WHAT TO DO — Figure out how many lines of the material below contain the word "JSON". Answer with the number only.

Records from a dataset:
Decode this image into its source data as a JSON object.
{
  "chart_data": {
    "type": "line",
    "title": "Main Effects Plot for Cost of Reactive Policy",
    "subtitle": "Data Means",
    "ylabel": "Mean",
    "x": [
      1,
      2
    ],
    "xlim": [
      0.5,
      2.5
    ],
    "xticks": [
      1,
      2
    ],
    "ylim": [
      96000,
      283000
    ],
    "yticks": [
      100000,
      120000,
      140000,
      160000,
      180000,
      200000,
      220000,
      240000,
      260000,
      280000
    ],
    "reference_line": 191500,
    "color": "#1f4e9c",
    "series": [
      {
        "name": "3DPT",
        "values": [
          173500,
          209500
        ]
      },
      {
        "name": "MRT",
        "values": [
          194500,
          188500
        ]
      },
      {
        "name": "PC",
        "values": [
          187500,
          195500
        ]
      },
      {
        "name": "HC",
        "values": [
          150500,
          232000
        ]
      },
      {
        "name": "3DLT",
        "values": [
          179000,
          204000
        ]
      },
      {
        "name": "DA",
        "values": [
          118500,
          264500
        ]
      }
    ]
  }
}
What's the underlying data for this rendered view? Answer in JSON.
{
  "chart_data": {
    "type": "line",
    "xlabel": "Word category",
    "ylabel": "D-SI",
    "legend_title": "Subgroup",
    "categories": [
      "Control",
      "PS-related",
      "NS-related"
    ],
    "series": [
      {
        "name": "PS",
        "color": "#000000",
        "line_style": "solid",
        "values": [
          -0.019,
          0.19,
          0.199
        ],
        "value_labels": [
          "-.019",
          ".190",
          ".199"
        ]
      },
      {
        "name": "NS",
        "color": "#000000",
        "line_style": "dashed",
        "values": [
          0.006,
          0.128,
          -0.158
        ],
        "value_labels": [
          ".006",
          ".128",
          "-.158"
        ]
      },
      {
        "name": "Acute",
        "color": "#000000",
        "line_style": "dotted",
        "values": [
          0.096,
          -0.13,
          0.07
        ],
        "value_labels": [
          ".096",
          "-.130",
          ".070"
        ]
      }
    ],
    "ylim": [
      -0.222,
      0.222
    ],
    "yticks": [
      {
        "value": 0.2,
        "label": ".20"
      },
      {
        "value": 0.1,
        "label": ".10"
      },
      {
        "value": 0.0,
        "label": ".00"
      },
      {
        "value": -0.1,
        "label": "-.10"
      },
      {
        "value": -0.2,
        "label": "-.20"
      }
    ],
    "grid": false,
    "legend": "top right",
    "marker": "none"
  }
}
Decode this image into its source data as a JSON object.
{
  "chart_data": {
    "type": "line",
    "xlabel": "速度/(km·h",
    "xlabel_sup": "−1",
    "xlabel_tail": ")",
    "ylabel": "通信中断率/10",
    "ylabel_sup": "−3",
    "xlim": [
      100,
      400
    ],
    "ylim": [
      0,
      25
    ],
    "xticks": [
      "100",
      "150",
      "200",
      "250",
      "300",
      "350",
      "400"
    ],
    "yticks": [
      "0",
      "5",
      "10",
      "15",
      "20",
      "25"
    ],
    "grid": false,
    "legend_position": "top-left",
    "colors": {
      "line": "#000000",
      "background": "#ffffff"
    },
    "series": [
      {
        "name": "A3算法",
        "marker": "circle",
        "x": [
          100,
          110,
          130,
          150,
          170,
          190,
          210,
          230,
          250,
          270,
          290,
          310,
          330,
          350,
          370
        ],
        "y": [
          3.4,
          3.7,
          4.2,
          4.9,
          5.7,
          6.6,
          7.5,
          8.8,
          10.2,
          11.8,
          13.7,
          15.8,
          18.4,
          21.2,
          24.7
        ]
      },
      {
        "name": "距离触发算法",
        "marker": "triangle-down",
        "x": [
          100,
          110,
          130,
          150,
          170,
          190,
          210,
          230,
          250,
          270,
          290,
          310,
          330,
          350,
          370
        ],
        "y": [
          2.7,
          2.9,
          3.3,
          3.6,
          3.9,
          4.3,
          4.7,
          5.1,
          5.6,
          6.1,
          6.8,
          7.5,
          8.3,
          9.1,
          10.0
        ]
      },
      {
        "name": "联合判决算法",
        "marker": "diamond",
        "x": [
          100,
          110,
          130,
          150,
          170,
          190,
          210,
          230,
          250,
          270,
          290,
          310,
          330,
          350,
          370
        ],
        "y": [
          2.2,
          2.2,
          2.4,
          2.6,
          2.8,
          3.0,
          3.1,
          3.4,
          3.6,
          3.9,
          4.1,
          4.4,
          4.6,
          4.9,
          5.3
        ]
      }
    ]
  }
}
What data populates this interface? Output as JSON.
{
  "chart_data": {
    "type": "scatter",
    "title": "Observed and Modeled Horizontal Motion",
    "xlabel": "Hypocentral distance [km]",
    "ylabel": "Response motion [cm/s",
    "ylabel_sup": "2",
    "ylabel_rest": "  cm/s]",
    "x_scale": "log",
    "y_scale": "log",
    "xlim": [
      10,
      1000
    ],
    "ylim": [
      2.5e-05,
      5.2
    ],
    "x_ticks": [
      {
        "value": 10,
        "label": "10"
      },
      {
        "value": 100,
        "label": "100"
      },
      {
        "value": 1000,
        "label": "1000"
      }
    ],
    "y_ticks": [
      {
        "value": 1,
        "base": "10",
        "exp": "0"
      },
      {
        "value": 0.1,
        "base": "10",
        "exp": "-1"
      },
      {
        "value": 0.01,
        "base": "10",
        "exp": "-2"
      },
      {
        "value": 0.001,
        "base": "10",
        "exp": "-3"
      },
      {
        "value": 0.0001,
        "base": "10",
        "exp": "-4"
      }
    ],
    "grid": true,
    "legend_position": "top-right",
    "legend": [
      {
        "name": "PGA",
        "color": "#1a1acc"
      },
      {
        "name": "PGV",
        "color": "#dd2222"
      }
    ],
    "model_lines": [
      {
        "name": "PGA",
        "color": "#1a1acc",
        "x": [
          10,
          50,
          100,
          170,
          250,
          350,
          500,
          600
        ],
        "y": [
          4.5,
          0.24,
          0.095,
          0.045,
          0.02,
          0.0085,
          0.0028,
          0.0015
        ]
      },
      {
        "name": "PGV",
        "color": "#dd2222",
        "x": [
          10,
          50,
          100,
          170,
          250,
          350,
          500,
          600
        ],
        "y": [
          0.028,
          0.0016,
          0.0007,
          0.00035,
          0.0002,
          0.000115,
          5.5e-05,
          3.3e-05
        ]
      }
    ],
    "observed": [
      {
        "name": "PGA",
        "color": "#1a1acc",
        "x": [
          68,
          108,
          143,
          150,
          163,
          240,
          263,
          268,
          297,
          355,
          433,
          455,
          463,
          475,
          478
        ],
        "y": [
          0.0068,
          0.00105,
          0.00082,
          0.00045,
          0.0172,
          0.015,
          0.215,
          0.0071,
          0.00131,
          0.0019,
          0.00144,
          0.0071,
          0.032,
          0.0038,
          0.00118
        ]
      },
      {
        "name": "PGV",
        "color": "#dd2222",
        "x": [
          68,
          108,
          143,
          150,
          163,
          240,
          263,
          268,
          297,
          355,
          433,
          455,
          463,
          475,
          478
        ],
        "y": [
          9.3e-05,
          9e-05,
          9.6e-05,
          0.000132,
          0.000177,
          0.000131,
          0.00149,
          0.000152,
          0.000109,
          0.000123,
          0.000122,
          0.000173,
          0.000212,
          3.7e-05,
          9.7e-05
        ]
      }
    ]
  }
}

WRITTEN ANSWER — 4